_Exercise_.
Leave the pictures out, and retype all of the material exactly as written.

_Information provided_.
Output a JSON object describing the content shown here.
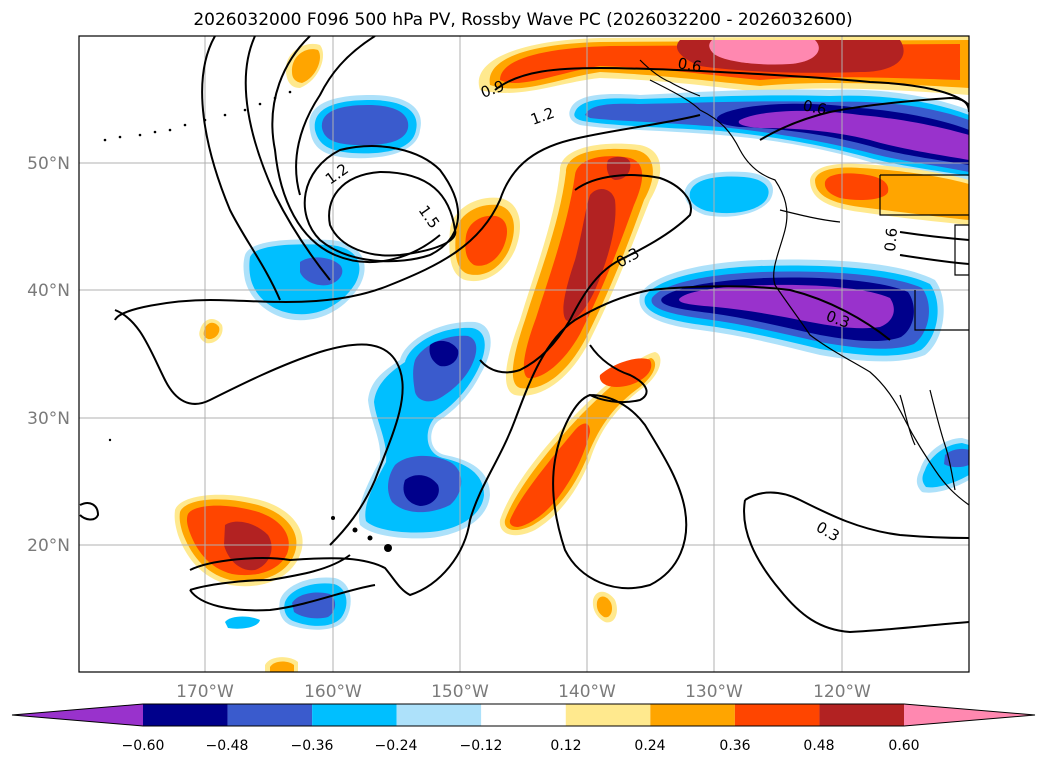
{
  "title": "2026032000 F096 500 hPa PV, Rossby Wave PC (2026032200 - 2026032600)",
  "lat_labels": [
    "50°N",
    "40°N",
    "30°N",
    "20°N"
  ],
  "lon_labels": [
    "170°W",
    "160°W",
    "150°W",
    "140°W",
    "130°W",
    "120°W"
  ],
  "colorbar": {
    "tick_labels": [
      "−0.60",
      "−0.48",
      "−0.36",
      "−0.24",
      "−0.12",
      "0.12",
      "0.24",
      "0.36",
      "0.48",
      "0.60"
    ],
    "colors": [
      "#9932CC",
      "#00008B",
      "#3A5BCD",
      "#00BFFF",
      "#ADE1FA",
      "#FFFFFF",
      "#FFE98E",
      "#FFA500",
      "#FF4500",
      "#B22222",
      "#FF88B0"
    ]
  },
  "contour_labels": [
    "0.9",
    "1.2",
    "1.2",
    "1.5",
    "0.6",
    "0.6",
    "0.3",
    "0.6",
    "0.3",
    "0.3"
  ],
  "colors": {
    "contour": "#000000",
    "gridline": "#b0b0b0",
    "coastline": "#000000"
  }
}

_Worked answer_.
Output a JSON object describing the content shown here.
{
  "title": "2026032000 F096 500 hPa PV, Rossby Wave PC (2026032200 - 2026032600)",
  "lat_labels": [
    "50°N",
    "40°N",
    "30°N",
    "20°N"
  ],
  "lon_labels": [
    "170°W",
    "160°W",
    "150°W",
    "140°W",
    "130°W",
    "120°W"
  ],
  "colorbar": {
    "tick_labels": [
      "−0.60",
      "−0.48",
      "−0.36",
      "−0.24",
      "−0.12",
      "0.12",
      "0.24",
      "0.36",
      "0.48",
      "0.60"
    ],
    "colors": [
      "#9932CC",
      "#00008B",
      "#3A5BCD",
      "#00BFFF",
      "#ADE1FA",
      "#FFFFFF",
      "#FFE98E",
      "#FFA500",
      "#FF4500",
      "#B22222",
      "#FF88B0"
    ]
  },
  "contour_labels": [
    "0.9",
    "1.2",
    "1.2",
    "1.5",
    "0.6",
    "0.6",
    "0.3",
    "0.6",
    "0.3",
    "0.3"
  ],
  "colors": {
    "contour": "#000000",
    "gridline": "#b0b0b0",
    "coastline": "#000000"
  }
}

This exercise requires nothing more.